-------- EXCERPTED DATA
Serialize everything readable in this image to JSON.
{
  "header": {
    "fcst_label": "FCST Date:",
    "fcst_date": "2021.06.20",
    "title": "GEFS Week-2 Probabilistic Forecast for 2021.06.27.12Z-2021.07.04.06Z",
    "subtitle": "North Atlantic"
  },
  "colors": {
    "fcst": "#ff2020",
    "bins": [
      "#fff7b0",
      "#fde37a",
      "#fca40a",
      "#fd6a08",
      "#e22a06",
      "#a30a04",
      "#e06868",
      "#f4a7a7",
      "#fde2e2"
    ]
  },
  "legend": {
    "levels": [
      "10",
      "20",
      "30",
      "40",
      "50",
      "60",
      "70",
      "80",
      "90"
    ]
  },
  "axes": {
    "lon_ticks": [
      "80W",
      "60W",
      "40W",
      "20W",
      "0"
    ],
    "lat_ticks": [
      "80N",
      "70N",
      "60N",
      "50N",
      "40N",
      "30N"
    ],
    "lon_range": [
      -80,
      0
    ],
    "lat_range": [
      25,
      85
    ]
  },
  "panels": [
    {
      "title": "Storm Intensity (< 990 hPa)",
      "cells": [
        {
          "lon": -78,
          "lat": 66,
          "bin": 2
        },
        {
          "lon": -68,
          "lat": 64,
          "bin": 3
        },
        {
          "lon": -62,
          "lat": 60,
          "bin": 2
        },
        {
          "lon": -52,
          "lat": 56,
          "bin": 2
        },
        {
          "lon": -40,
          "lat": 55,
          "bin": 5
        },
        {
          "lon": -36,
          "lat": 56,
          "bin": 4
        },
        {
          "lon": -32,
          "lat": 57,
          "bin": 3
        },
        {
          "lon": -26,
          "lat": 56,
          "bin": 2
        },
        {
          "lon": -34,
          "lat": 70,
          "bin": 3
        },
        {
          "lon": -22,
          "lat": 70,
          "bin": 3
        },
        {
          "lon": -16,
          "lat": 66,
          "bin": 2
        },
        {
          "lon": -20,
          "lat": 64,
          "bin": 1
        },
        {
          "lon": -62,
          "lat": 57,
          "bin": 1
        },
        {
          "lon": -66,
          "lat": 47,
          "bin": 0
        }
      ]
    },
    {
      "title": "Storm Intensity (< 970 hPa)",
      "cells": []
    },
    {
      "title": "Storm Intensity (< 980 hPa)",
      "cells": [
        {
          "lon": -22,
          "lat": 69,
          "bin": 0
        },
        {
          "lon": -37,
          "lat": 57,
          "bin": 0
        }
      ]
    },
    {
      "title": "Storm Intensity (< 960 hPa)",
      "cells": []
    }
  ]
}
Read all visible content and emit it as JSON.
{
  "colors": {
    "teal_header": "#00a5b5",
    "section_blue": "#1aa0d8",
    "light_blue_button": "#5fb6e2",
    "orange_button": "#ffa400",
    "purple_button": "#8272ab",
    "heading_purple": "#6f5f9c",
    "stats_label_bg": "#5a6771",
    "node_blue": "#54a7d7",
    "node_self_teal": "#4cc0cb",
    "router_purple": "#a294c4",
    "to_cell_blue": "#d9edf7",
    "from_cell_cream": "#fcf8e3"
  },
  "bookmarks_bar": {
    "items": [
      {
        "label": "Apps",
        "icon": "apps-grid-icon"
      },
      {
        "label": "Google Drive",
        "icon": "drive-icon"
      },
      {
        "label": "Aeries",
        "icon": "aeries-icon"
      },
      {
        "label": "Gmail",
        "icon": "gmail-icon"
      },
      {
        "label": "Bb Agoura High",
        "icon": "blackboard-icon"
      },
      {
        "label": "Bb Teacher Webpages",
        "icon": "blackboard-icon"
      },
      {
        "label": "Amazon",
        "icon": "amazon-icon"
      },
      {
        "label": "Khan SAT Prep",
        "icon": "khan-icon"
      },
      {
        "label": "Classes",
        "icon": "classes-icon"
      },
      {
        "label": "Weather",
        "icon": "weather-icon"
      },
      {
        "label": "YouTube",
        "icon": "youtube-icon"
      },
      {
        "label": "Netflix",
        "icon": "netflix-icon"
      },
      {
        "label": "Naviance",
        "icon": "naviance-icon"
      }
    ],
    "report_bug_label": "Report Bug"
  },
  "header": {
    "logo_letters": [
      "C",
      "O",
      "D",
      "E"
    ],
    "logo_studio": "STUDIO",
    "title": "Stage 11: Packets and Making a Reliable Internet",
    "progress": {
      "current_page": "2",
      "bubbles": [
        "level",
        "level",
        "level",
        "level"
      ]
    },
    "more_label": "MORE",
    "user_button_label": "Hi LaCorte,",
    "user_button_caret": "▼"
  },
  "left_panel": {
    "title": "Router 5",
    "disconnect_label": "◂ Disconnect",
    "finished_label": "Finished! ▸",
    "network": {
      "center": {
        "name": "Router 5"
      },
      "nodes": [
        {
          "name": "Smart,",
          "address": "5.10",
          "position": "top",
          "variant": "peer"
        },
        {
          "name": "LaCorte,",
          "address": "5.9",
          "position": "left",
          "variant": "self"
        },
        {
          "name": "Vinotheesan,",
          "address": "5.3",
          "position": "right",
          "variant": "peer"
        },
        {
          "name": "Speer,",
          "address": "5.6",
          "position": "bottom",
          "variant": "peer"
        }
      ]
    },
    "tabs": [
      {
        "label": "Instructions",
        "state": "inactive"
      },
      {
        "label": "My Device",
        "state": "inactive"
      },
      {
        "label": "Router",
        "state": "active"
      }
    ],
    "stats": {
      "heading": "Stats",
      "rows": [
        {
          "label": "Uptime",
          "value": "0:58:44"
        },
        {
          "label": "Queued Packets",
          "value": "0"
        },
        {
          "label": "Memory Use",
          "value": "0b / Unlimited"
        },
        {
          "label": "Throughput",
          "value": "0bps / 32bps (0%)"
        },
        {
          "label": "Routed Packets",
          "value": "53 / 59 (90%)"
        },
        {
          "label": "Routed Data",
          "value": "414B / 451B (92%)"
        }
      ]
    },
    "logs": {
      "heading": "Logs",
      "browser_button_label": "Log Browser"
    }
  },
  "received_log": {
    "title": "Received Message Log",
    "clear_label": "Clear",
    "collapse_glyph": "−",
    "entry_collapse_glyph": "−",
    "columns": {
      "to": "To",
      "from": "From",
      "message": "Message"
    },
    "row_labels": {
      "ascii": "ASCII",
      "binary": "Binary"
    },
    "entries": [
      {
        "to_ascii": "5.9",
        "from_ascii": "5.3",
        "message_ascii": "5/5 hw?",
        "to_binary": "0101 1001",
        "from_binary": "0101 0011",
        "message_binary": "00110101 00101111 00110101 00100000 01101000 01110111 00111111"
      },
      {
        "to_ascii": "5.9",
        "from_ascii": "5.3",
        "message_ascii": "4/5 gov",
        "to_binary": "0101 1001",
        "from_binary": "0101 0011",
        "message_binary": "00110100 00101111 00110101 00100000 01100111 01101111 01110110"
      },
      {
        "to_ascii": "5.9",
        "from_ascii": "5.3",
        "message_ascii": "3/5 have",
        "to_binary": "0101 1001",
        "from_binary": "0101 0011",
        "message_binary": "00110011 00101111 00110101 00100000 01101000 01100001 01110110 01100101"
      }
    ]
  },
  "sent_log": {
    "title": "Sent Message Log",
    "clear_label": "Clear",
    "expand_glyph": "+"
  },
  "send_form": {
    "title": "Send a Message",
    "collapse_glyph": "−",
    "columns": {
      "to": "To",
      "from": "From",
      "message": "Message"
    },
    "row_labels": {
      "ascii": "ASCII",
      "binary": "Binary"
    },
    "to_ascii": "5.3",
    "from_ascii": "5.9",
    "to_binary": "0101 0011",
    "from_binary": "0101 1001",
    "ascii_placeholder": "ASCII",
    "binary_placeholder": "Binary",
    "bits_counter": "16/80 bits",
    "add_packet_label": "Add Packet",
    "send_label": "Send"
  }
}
----------------
AIM: Write out the material exactly as given.

RESPONSE:
Serialize everything readable in this image to JSON.
{
  "header": {
    "fcst_label": "FCST Date:",
    "fcst_date": "2021.06.20",
    "title": "GEFS Week-2 Probabilistic Forecast for 2021.06.27.12Z-2021.07.04.06Z",
    "subtitle": "North Atlantic"
  },
  "colors": {
    "fcst": "#ff2020",
    "bins": [
      "#fff7b0",
      "#fde37a",
      "#fca40a",
      "#fd6a08",
      "#e22a06",
      "#a30a04",
      "#e06868",
      "#f4a7a7",
      "#fde2e2"
    ]
  },
  "legend": {
    "levels": [
      "10",
      "20",
      "30",
      "40",
      "50",
      "60",
      "70",
      "80",
      "90"
    ]
  },
  "axes": {
    "lon_ticks": [
      "80W",
      "60W",
      "40W",
      "20W",
      "0"
    ],
    "lat_ticks": [
      "80N",
      "70N",
      "60N",
      "50N",
      "40N",
      "30N"
    ],
    "lon_range": [
      -80,
      0
    ],
    "lat_range": [
      25,
      85
    ]
  },
  "panels": [
    {
      "title": "Storm Intensity (< 990 hPa)",
      "cells": [
        {
          "lon": -78,
          "lat": 66,
          "bin": 2
        },
        {
          "lon": -68,
          "lat": 64,
          "bin": 3
        },
        {
          "lon": -62,
          "lat": 60,
          "bin": 2
        },
        {
          "lon": -52,
          "lat": 56,
          "bin": 2
        },
        {
          "lon": -40,
          "lat": 55,
          "bin": 5
        },
        {
          "lon": -36,
          "lat": 56,
          "bin": 4
        },
        {
          "lon": -32,
          "lat": 57,
          "bin": 3
        },
        {
          "lon": -26,
          "lat": 56,
          "bin": 2
        },
        {
          "lon": -34,
          "lat": 70,
          "bin": 3
        },
        {
          "lon": -22,
          "lat": 70,
          "bin": 3
        },
        {
          "lon": -16,
          "lat": 66,
          "bin": 2
        },
        {
          "lon": -20,
          "lat": 64,
          "bin": 1
        },
        {
          "lon": -62,
          "lat": 57,
          "bin": 1
        },
        {
          "lon": -66,
          "lat": 47,
          "bin": 0
        }
      ]
    },
    {
      "title": "Storm Intensity (< 970 hPa)",
      "cells": []
    },
    {
      "title": "Storm Intensity (< 980 hPa)",
      "cells": [
        {
          "lon": -22,
          "lat": 69,
          "bin": 0
        },
        {
          "lon": -37,
          "lat": 57,
          "bin": 0
        }
      ]
    },
    {
      "title": "Storm Intensity (< 960 hPa)",
      "cells": []
    }
  ]
}
Read all visible content and emit it as JSON.
{
  "colors": {
    "teal_header": "#00a5b5",
    "section_blue": "#1aa0d8",
    "light_blue_button": "#5fb6e2",
    "orange_button": "#ffa400",
    "purple_button": "#8272ab",
    "heading_purple": "#6f5f9c",
    "stats_label_bg": "#5a6771",
    "node_blue": "#54a7d7",
    "node_self_teal": "#4cc0cb",
    "router_purple": "#a294c4",
    "to_cell_blue": "#d9edf7",
    "from_cell_cream": "#fcf8e3"
  },
  "bookmarks_bar": {
    "items": [
      {
        "label": "Apps",
        "icon": "apps-grid-icon"
      },
      {
        "label": "Google Drive",
        "icon": "drive-icon"
      },
      {
        "label": "Aeries",
        "icon": "aeries-icon"
      },
      {
        "label": "Gmail",
        "icon": "gmail-icon"
      },
      {
        "label": "Bb Agoura High",
        "icon": "blackboard-icon"
      },
      {
        "label": "Bb Teacher Webpages",
        "icon": "blackboard-icon"
      },
      {
        "label": "Amazon",
        "icon": "amazon-icon"
      },
      {
        "label": "Khan SAT Prep",
        "icon": "khan-icon"
      },
      {
        "label": "Classes",
        "icon": "classes-icon"
      },
      {
        "label": "Weather",
        "icon": "weather-icon"
      },
      {
        "label": "YouTube",
        "icon": "youtube-icon"
      },
      {
        "label": "Netflix",
        "icon": "netflix-icon"
      },
      {
        "label": "Naviance",
        "icon": "naviance-icon"
      }
    ],
    "report_bug_label": "Report Bug"
  },
  "header": {
    "logo_letters": [
      "C",
      "O",
      "D",
      "E"
    ],
    "logo_studio": "STUDIO",
    "title": "Stage 11: Packets and Making a Reliable Internet",
    "progress": {
      "current_page": "2",
      "bubbles": [
        "level",
        "level",
        "level",
        "level"
      ]
    },
    "more_label": "MORE",
    "user_button_label": "Hi LaCorte,",
    "user_button_caret": "▼"
  },
  "left_panel": {
    "title": "Router 5",
    "disconnect_label": "◂ Disconnect",
    "finished_label": "Finished! ▸",
    "network": {
      "center": {
        "name": "Router 5"
      },
      "nodes": [
        {
          "name": "Smart,",
          "address": "5.10",
          "position": "top",
          "variant": "peer"
        },
        {
          "name": "LaCorte,",
          "address": "5.9",
          "position": "left",
          "variant": "self"
        },
        {
          "name": "Vinotheesan,",
          "address": "5.3",
          "position": "right",
          "variant": "peer"
        },
        {
          "name": "Speer,",
          "address": "5.6",
          "position": "bottom",
          "variant": "peer"
        }
      ]
    },
    "tabs": [
      {
        "label": "Instructions",
        "state": "inactive"
      },
      {
        "label": "My Device",
        "state": "inactive"
      },
      {
        "label": "Router",
        "state": "active"
      }
    ],
    "stats": {
      "heading": "Stats",
      "rows": [
        {
          "label": "Uptime",
          "value": "0:58:44"
        },
        {
          "label": "Queued Packets",
          "value": "0"
        },
        {
          "label": "Memory Use",
          "value": "0b / Unlimited"
        },
        {
          "label": "Throughput",
          "value": "0bps / 32bps (0%)"
        },
        {
          "label": "Routed Packets",
          "value": "53 / 59 (90%)"
        },
        {
          "label": "Routed Data",
          "value": "414B / 451B (92%)"
        }
      ]
    },
    "logs": {
      "heading": "Logs",
      "browser_button_label": "Log Browser"
    }
  },
  "received_log": {
    "title": "Received Message Log",
    "clear_label": "Clear",
    "collapse_glyph": "−",
    "entry_collapse_glyph": "−",
    "columns": {
      "to": "To",
      "from": "From",
      "message": "Message"
    },
    "row_labels": {
      "ascii": "ASCII",
      "binary": "Binary"
    },
    "entries": [
      {
        "to_ascii": "5.9",
        "from_ascii": "5.3",
        "message_ascii": "5/5 hw?",
        "to_binary": "0101 1001",
        "from_binary": "0101 0011",
        "message_binary": "00110101 00101111 00110101 00100000 01101000 01110111 00111111"
      },
      {
        "to_ascii": "5.9",
        "from_ascii": "5.3",
        "message_ascii": "4/5 gov",
        "to_binary": "0101 1001",
        "from_binary": "0101 0011",
        "message_binary": "00110100 00101111 00110101 00100000 01100111 01101111 01110110"
      },
      {
        "to_ascii": "5.9",
        "from_ascii": "5.3",
        "message_ascii": "3/5 have",
        "to_binary": "0101 1001",
        "from_binary": "0101 0011",
        "message_binary": "00110011 00101111 00110101 00100000 01101000 01100001 01110110 01100101"
      }
    ]
  },
  "sent_log": {
    "title": "Sent Message Log",
    "clear_label": "Clear",
    "expand_glyph": "+"
  },
  "send_form": {
    "title": "Send a Message",
    "collapse_glyph": "−",
    "columns": {
      "to": "To",
      "from": "From",
      "message": "Message"
    },
    "row_labels": {
      "ascii": "ASCII",
      "binary": "Binary"
    },
    "to_ascii": "5.3",
    "from_ascii": "5.9",
    "to_binary": "0101 0011",
    "from_binary": "0101 1001",
    "ascii_placeholder": "ASCII",
    "binary_placeholder": "Binary",
    "bits_counter": "16/80 bits",
    "add_packet_label": "Add Packet",
    "send_label": "Send"
  }
}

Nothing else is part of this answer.